Problem details
Check every line below for the word "window" and copy each one that has it.

[Data for analysis Boundary: Start]

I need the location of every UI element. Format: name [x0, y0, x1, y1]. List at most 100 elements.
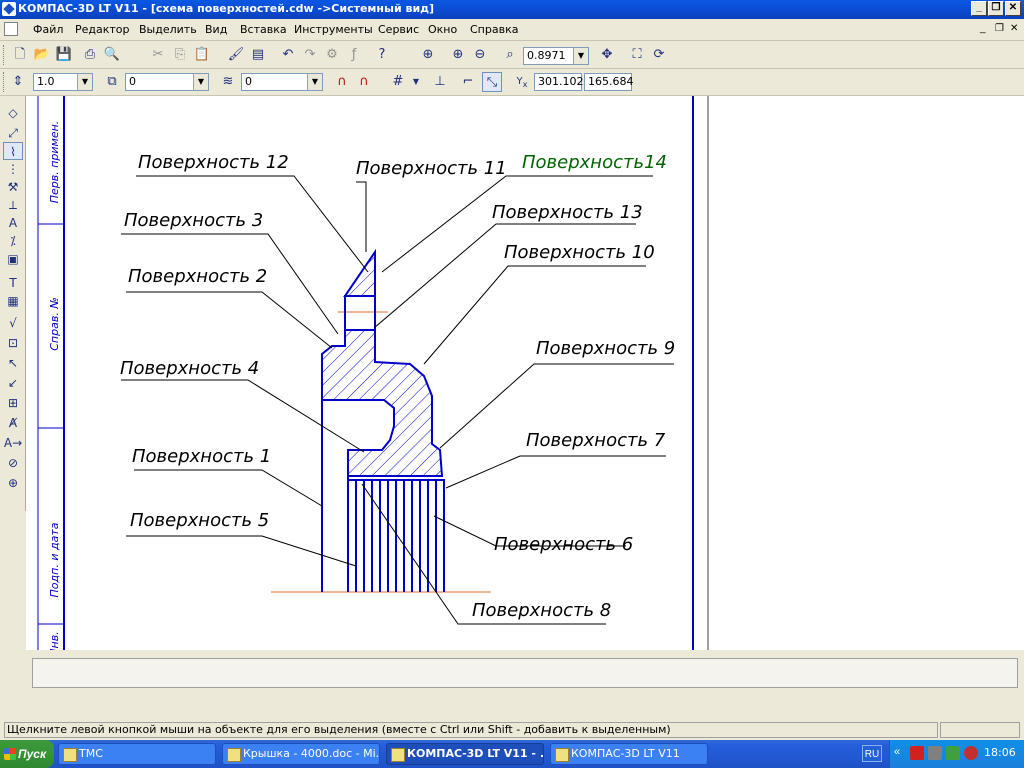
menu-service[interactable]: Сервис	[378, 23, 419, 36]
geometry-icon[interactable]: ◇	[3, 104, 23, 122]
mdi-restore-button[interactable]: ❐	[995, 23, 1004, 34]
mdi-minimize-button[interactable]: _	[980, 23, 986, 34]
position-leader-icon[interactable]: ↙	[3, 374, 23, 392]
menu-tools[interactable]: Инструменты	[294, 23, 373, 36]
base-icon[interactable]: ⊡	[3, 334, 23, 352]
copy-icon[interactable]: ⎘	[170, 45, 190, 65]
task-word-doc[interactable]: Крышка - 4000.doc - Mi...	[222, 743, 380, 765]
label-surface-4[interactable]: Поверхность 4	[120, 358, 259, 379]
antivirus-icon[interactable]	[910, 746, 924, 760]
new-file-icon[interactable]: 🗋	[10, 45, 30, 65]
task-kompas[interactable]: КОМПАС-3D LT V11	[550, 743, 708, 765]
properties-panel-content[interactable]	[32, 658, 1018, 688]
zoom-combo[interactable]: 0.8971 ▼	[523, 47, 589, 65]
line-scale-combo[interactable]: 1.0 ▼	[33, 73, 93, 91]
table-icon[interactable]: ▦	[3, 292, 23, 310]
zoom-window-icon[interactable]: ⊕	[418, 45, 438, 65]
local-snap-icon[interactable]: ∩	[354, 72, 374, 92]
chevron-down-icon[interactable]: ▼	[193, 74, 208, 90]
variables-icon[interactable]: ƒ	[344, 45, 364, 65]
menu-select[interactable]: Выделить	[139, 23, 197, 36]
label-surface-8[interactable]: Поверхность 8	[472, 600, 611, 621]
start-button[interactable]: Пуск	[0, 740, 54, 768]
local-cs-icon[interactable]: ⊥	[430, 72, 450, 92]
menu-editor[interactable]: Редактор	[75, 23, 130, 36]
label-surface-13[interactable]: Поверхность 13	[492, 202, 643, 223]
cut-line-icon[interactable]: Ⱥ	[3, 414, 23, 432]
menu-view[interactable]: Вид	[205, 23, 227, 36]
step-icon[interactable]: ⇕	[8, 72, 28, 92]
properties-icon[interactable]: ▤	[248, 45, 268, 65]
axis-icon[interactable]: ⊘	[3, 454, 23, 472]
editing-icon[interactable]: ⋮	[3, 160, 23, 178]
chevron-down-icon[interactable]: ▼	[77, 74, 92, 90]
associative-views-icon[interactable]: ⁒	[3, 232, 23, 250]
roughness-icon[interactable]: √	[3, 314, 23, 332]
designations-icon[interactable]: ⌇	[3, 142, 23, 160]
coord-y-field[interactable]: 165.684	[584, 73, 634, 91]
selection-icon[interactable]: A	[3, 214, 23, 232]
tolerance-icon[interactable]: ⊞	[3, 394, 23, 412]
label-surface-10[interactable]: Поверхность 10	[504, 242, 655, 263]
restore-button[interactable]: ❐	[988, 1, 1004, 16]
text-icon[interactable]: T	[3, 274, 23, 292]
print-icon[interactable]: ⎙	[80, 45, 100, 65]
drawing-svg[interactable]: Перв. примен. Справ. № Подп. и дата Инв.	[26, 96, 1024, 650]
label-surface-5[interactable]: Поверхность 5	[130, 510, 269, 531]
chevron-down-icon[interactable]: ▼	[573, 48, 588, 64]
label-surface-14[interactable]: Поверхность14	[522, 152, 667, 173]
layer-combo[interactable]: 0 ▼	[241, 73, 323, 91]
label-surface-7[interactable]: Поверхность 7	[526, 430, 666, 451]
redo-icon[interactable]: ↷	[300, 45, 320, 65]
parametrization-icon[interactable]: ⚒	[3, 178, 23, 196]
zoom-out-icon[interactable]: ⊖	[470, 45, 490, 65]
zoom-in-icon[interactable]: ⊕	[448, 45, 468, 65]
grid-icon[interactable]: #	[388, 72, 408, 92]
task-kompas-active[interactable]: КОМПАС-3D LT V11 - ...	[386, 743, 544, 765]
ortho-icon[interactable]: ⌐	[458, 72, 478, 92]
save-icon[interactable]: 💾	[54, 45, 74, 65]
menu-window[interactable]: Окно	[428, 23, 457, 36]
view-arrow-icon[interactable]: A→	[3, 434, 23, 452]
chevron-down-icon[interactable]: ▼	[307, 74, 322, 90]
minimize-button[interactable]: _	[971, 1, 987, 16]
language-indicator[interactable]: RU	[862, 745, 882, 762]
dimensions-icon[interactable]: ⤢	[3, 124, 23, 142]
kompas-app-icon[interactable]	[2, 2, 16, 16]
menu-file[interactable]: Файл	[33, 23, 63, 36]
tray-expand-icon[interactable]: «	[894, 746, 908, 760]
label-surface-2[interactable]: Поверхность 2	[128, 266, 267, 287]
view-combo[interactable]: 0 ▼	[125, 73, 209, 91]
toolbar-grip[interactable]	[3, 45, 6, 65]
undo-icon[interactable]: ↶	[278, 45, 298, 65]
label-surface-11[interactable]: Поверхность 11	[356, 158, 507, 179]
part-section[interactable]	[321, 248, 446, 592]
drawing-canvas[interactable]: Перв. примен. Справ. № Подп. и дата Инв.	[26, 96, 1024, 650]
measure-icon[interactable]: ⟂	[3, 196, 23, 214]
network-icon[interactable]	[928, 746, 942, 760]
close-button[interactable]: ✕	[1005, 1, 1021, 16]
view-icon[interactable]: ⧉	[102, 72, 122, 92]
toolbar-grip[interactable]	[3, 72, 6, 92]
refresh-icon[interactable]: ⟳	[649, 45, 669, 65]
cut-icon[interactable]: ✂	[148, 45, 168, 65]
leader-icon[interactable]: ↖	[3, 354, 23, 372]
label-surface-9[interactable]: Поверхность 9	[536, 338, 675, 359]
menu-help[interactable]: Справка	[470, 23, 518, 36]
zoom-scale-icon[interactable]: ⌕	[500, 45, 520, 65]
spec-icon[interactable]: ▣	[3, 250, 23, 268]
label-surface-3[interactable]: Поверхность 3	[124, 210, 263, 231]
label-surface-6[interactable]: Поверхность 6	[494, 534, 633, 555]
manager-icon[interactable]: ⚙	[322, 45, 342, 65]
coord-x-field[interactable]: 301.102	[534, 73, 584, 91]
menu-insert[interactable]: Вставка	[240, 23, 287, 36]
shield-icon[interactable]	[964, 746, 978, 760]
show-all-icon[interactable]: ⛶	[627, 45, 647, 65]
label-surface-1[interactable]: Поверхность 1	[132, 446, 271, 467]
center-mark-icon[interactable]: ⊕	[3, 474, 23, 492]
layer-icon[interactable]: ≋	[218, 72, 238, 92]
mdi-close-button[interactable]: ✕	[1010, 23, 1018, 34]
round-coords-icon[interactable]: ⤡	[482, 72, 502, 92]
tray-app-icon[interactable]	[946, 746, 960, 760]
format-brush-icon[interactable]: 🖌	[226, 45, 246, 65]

[Data for analysis Boundary: End]

Solution for this task
zoom-window-icon[interactable]: ⊕	[418, 45, 438, 65]
menu-window[interactable]: Окно	[428, 23, 457, 36]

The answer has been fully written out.